> [REQUIRED TASK]: Indicate only the number of lines in the listing below in which the word "Contact" appears.

> [DATA]:
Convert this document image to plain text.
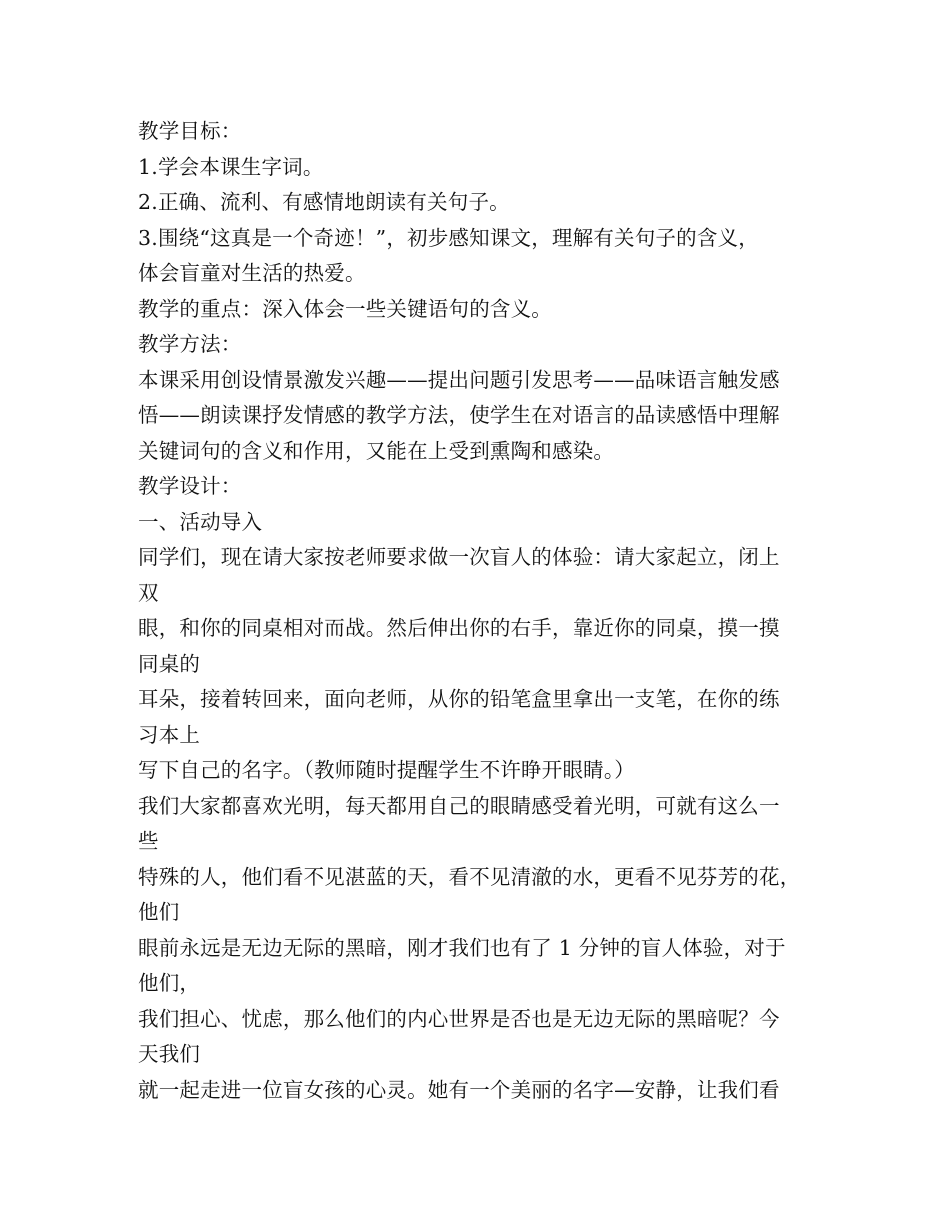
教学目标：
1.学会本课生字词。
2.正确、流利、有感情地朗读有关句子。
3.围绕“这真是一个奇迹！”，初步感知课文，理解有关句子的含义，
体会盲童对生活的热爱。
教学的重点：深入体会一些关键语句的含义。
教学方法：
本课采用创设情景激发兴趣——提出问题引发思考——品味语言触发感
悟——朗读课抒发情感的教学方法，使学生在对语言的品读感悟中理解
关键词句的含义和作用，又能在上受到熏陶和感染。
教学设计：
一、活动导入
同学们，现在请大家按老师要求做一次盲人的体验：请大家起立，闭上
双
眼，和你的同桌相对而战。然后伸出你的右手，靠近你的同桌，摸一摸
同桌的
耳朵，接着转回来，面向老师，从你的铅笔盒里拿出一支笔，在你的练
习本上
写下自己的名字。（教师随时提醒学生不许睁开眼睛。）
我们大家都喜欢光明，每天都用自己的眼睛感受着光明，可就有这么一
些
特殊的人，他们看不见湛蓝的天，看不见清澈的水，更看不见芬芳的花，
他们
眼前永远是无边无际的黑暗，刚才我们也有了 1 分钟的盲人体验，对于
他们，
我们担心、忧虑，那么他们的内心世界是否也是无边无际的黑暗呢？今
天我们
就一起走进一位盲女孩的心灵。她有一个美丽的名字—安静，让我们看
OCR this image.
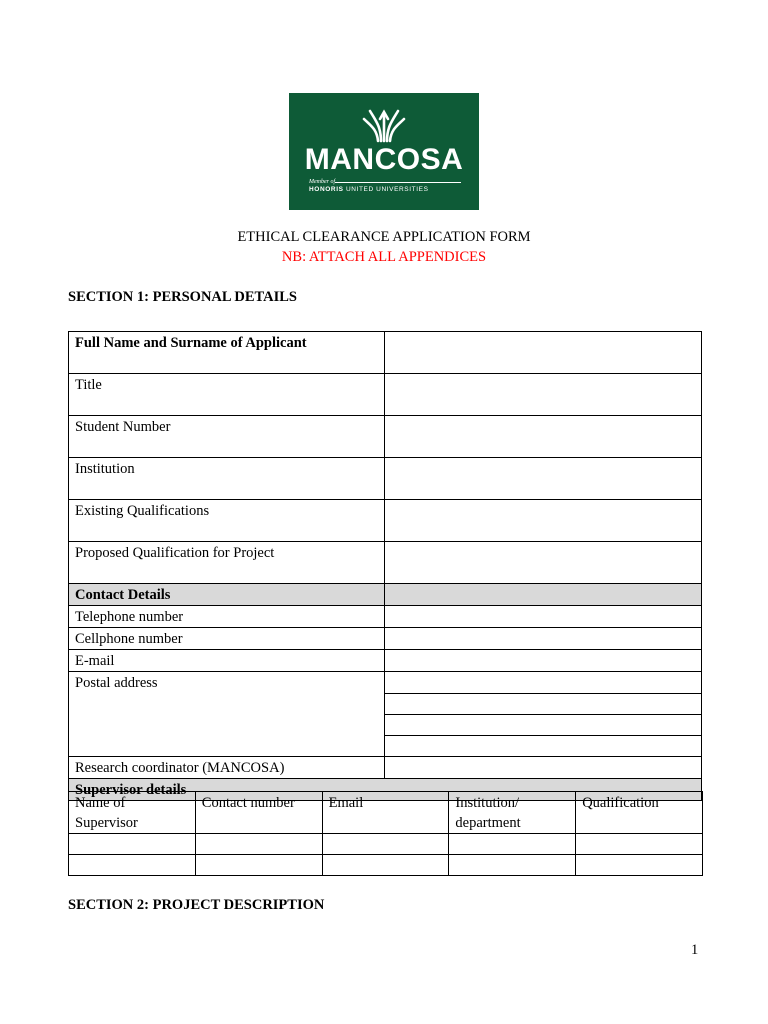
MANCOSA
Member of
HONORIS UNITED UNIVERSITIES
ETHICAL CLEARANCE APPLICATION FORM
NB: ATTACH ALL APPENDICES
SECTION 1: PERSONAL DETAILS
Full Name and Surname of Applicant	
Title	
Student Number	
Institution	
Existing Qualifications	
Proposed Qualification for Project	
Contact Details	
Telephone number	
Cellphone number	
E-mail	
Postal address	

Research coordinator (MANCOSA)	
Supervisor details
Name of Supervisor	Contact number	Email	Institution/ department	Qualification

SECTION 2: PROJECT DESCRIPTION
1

> [FINAL RESULT]: 2